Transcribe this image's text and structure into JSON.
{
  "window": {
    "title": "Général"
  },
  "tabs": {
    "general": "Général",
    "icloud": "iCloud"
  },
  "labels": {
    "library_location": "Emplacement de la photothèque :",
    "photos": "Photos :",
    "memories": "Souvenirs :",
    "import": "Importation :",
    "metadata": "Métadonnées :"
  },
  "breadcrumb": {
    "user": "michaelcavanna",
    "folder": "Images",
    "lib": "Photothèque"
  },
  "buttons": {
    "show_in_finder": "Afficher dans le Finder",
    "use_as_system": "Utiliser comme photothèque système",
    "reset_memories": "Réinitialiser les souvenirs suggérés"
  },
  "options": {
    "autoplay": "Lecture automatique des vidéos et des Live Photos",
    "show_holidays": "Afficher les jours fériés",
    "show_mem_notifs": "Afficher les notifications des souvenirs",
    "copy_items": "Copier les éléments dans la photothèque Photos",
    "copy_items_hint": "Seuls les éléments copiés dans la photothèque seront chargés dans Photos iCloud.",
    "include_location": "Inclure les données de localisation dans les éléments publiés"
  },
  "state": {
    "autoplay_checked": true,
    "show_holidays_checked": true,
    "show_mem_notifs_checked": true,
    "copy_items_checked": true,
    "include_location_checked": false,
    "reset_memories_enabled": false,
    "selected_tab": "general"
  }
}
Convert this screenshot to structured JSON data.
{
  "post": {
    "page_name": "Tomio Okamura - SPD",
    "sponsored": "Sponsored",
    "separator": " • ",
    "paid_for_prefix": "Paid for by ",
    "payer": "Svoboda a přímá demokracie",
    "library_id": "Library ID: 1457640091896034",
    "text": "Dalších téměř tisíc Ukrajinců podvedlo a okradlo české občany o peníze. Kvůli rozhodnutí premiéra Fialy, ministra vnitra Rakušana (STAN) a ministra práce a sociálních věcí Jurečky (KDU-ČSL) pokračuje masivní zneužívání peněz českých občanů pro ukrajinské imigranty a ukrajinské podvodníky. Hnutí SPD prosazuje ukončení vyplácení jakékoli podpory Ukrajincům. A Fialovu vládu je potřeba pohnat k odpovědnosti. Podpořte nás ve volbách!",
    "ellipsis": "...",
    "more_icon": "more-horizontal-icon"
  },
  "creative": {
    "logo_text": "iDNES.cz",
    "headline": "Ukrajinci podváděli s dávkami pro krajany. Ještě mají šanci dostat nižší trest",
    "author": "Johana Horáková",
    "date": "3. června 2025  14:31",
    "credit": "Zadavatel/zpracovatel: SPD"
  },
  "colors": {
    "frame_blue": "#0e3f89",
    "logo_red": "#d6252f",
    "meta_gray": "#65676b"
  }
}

________________

» Directions for this task
Reproduce the lines of the entries above exactly, but only from the line containing "Convert this screenshot" through the final line.

» Correct result
Convert this screenshot to structured JSON data.
{
  "post": {
    "page_name": "Tomio Okamura - SPD",
    "sponsored": "Sponsored",
    "separator": " • ",
    "paid_for_prefix": "Paid for by ",
    "payer": "Svoboda a přímá demokracie",
    "library_id": "Library ID: 1457640091896034",
    "text": "Dalších téměř tisíc Ukrajinců podvedlo a okradlo české občany o peníze. Kvůli rozhodnutí premiéra Fialy, ministra vnitra Rakušana (STAN) a ministra práce a sociálních věcí Jurečky (KDU-ČSL) pokračuje masivní zneužívání peněz českých občanů pro ukrajinské imigranty a ukrajinské podvodníky. Hnutí SPD prosazuje ukončení vyplácení jakékoli podpory Ukrajincům. A Fialovu vládu je potřeba pohnat k odpovědnosti. Podpořte nás ve volbách!",
    "ellipsis": "...",
    "more_icon": "more-horizontal-icon"
  },
  "creative": {
    "logo_text": "iDNES.cz",
    "headline": "Ukrajinci podváděli s dávkami pro krajany. Ještě mají šanci dostat nižší trest",
    "author": "Johana Horáková",
    "date": "3. června 2025  14:31",
    "credit": "Zadavatel/zpracovatel: SPD"
  },
  "colors": {
    "frame_blue": "#0e3f89",
    "logo_red": "#d6252f",
    "meta_gray": "#65676b"
  }
}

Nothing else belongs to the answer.